• Source material
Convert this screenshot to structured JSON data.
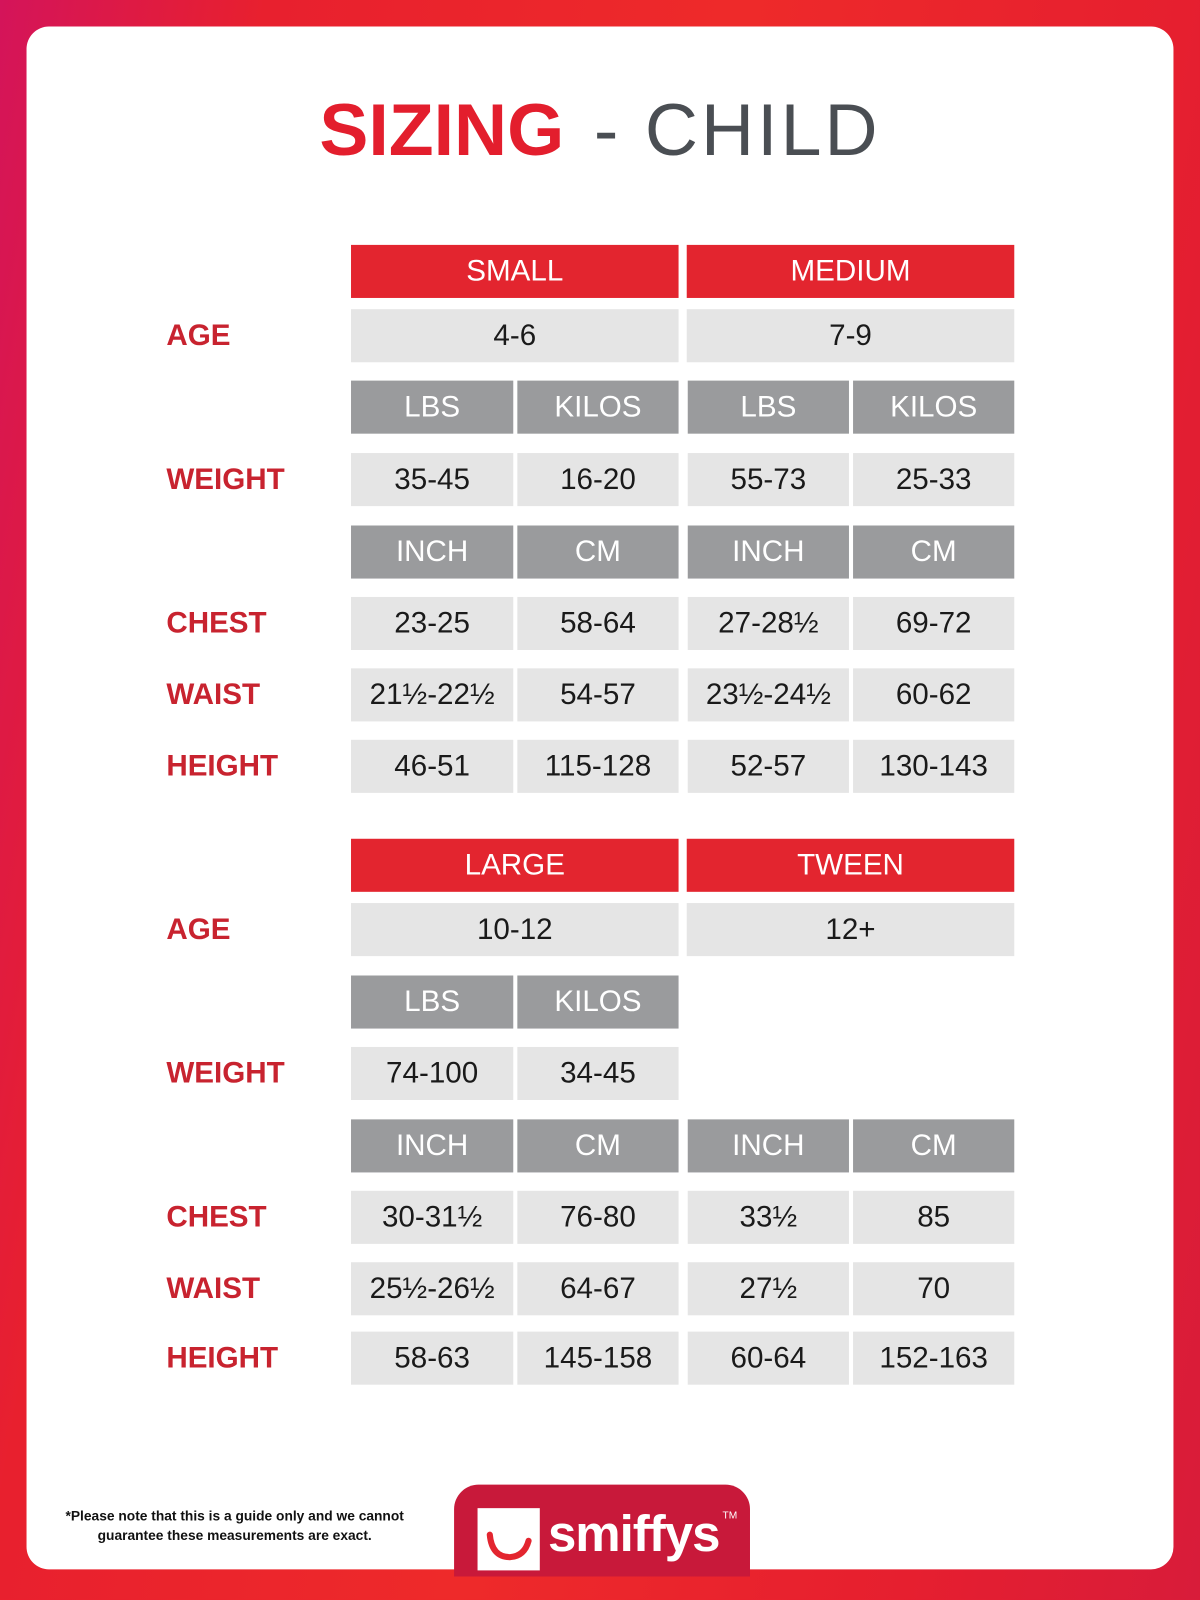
{
  "title": {
    "bold": "SIZING",
    "light": " - CHILD"
  },
  "colors": {
    "accent": "#e3252f",
    "unit_header": "#9a9b9d",
    "value_cell": "#e5e5e5",
    "label": "#c8232f",
    "title_gray": "#4a4e53"
  },
  "blocks": [
    {
      "sizes": [
        "SMALL",
        "MEDIUM"
      ],
      "age": [
        "4-6",
        "7-9"
      ],
      "weight_units": [
        "LBS",
        "KILOS",
        "LBS",
        "KILOS"
      ],
      "weight": [
        "35-45",
        "16-20",
        "55-73",
        "25-33"
      ],
      "measure_units": [
        "INCH",
        "CM",
        "INCH",
        "CM"
      ],
      "chest": [
        "23-25",
        "58-64",
        "27-28½",
        "69-72"
      ],
      "waist": [
        "21½-22½",
        "54-57",
        "23½-24½",
        "60-62"
      ],
      "height": [
        "46-51",
        "115-128",
        "52-57",
        "130-143"
      ]
    },
    {
      "sizes": [
        "LARGE",
        "TWEEN"
      ],
      "age": [
        "10-12",
        "12+"
      ],
      "weight_units": [
        "LBS",
        "KILOS"
      ],
      "weight": [
        "74-100",
        "34-45"
      ],
      "measure_units": [
        "INCH",
        "CM",
        "INCH",
        "CM"
      ],
      "chest": [
        "30-31½",
        "76-80",
        "33½",
        "85"
      ],
      "waist": [
        "25½-26½",
        "64-67",
        "27½",
        "70"
      ],
      "height": [
        "58-63",
        "145-158",
        "60-64",
        "152-163"
      ]
    }
  ],
  "labels": {
    "age": "AGE",
    "weight": "WEIGHT",
    "chest": "CHEST",
    "waist": "WAIST",
    "height": "HEIGHT"
  },
  "footer": {
    "note_line1": "*Please note that this is a guide only and we cannot",
    "note_line2": "guarantee these measurements are exact.",
    "logo": "smiffys",
    "tm": "TM"
  }
}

• What you have to do
Your task is to return the entries above exactly, with no pictures.

• Answer to the problem
Convert this screenshot to structured JSON data.
{
  "title": {
    "bold": "SIZING",
    "light": " - CHILD"
  },
  "colors": {
    "accent": "#e3252f",
    "unit_header": "#9a9b9d",
    "value_cell": "#e5e5e5",
    "label": "#c8232f",
    "title_gray": "#4a4e53"
  },
  "blocks": [
    {
      "sizes": [
        "SMALL",
        "MEDIUM"
      ],
      "age": [
        "4-6",
        "7-9"
      ],
      "weight_units": [
        "LBS",
        "KILOS",
        "LBS",
        "KILOS"
      ],
      "weight": [
        "35-45",
        "16-20",
        "55-73",
        "25-33"
      ],
      "measure_units": [
        "INCH",
        "CM",
        "INCH",
        "CM"
      ],
      "chest": [
        "23-25",
        "58-64",
        "27-28½",
        "69-72"
      ],
      "waist": [
        "21½-22½",
        "54-57",
        "23½-24½",
        "60-62"
      ],
      "height": [
        "46-51",
        "115-128",
        "52-57",
        "130-143"
      ]
    },
    {
      "sizes": [
        "LARGE",
        "TWEEN"
      ],
      "age": [
        "10-12",
        "12+"
      ],
      "weight_units": [
        "LBS",
        "KILOS"
      ],
      "weight": [
        "74-100",
        "34-45"
      ],
      "measure_units": [
        "INCH",
        "CM",
        "INCH",
        "CM"
      ],
      "chest": [
        "30-31½",
        "76-80",
        "33½",
        "85"
      ],
      "waist": [
        "25½-26½",
        "64-67",
        "27½",
        "70"
      ],
      "height": [
        "58-63",
        "145-158",
        "60-64",
        "152-163"
      ]
    }
  ],
  "labels": {
    "age": "AGE",
    "weight": "WEIGHT",
    "chest": "CHEST",
    "waist": "WAIST",
    "height": "HEIGHT"
  },
  "footer": {
    "note_line1": "*Please note that this is a guide only and we cannot",
    "note_line2": "guarantee these measurements are exact.",
    "logo": "smiffys",
    "tm": "TM"
  }
}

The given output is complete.